#### [Written request]
Each line of the material below that holds the word "completo" needs to be copied.

:::::

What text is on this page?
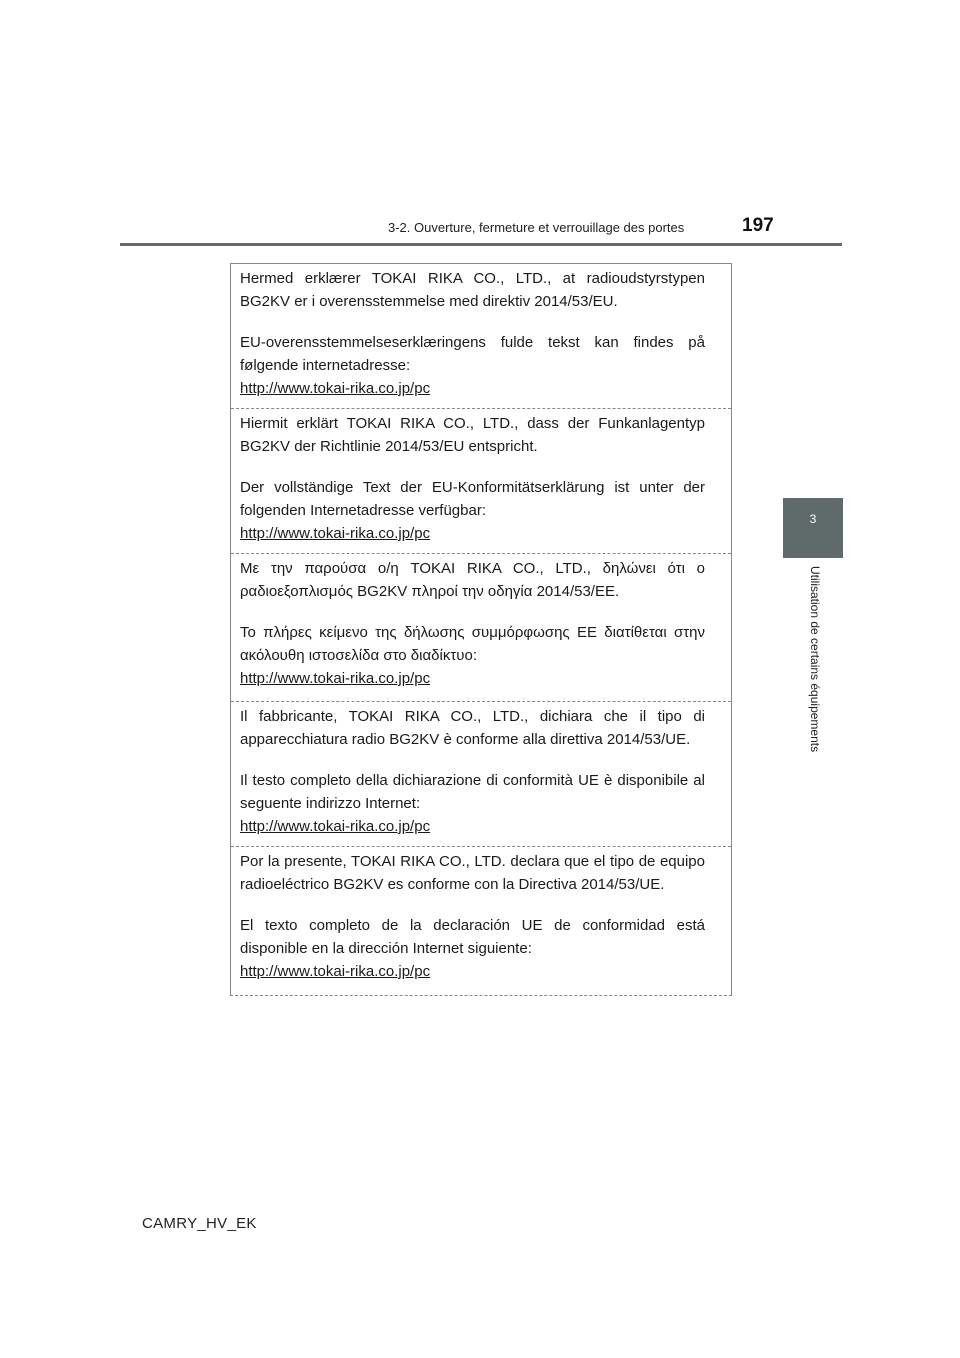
3-2. Ouverture, fermeture et verrouillage des portes	197
3
Utilisation de certains équipements

Hermed erklærer TOKAI RIKA CO., LTD., at radioudstyrstypen BG2KV er i overensstemmelse med direktiv 2014/53/EU.

EU-overensstemmelseserklæringens fulde tekst kan findes på følgende internetadresse:

http://www.tokai-rika.co.jp/pc

Hiermit erklärt TOKAI RIKA CO., LTD., dass der Funkanlagentyp BG2KV der Richtlinie 2014/53/EU entspricht.

Der vollständige Text der EU-Konformitätserklärung ist unter der folgenden Internetadresse verfügbar:

http://www.tokai-rika.co.jp/pc

Με την παρούσα ο/η TOKAI RIKA CO., LTD., δηλώνει ότι ο ραδιοεξοπλισμός BG2KV πληροί την οδηγία 2014/53/ΕΕ.

Το πλήρες κείμενο της δήλωσης συμμόρφωσης ΕΕ διατίθεται στην ακόλουθη ιστοσελίδα στο διαδίκτυο:

http://www.tokai-rika.co.jp/pc

Il fabbricante, TOKAI RIKA CO., LTD., dichiara che il tipo di apparecchiatura radio BG2KV è conforme alla direttiva 2014/53/UE.

Il testo completo della dichiarazione di conformità UE è disponibile al seguente indirizzo Internet:

http://www.tokai-rika.co.jp/pc

Por la presente, TOKAI RIKA CO., LTD. declara que el tipo de equipo radioeléctrico BG2KV es conforme con la Directiva 2014/53/UE.

El texto completo de la declaración UE de conformidad está disponible en la dirección Internet siguiente:

http://www.tokai-rika.co.jp/pc
CAMRY_HV_EK
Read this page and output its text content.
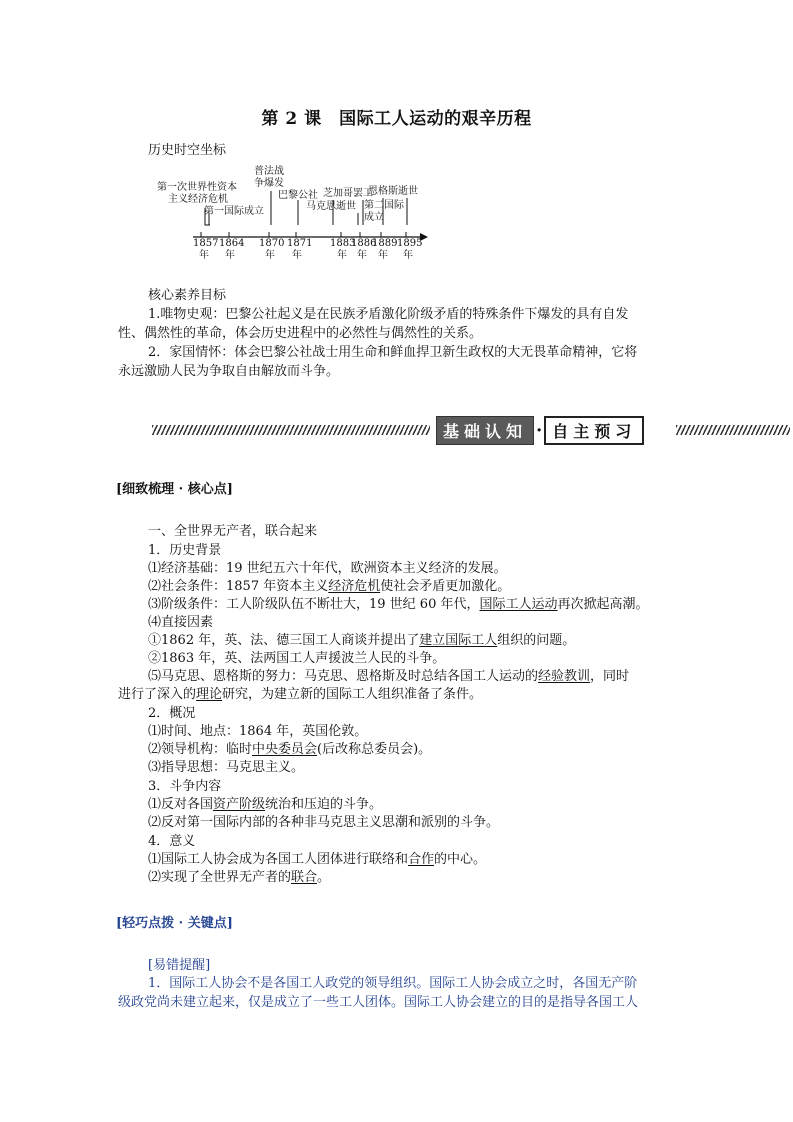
第 2 课　国际工人运动的艰辛历程
历史时空坐标
第一次世界性资本
主义经济危机
第一国际成立
普法战
争爆发
巴黎公社 芝加哥罢工
马克思逝世
恩格斯逝世
第二国际
成立
1857 1864 1870 1871 1883
1886
1889 1895
年 年	年 年	年 年 年 年
核心素养目标
1.唯物史观：巴黎公社起义是在民族矛盾激化阶级矛盾的特殊条件下爆发的具有自发
性、偶然性的革命，体会历史进程中的必然性与偶然性的关系。
2．家国情怀：体会巴黎公社战士用生命和鲜血捍卫新生政权的大无畏革命精神，它将
永远激励人民为争取自由解放而斗争。
基础认知 · 自主预习
[细致梳理 · 核心点]
一、全世界无产者，联合起来
1．历史背景
⑴经济基础：19 世纪五六十年代，欧洲资本主义经济的发展。
⑵社会条件：1857 年资本主义经济危机使社会矛盾更加激化。
⑶阶级条件：工人阶级队伍不断壮大，19 世纪 60 年代，国际工人运动再次掀起高潮。
⑷直接因素
①1862 年，英、法、德三国工人商谈并提出了建立国际工人组织的问题。
②1863 年，英、法两国工人声援波兰人民的斗争。
⑸马克思、恩格斯的努力：马克思、恩格斯及时总结各国工人运动的经验教训，同时
进行了深入的理论研究，为建立新的国际工人组织准备了条件。
2．概况
⑴时间、地点：1864 年，英国伦敦。
⑵领导机构：临时中央委员会(后改称总委员会)。
⑶指导思想：马克思主义。
3．斗争内容
⑴反对各国资产阶级统治和压迫的斗争。
⑵反对第一国际内部的各种非马克思主义思潮和派别的斗争。
4．意义
⑴国际工人协会成为各国工人团体进行联络和合作的中心。
⑵实现了全世界无产者的联合。
[轻巧点拨 · 关键点]
[易错提醒]
1．国际工人协会不是各国工人政党的领导组织。国际工人协会成立之时，各国无产阶
级政党尚未建立起来，仅是成立了一些工人团体。国际工人协会建立的目的是指导各国工人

:::::

#### [Response]
Il testo completo della dichiarazione di conformità UE è disponibile al seguente indirizzo Internet:
El texto completo de la declaración UE de conformidad está disponible en la dirección Internet siguiente:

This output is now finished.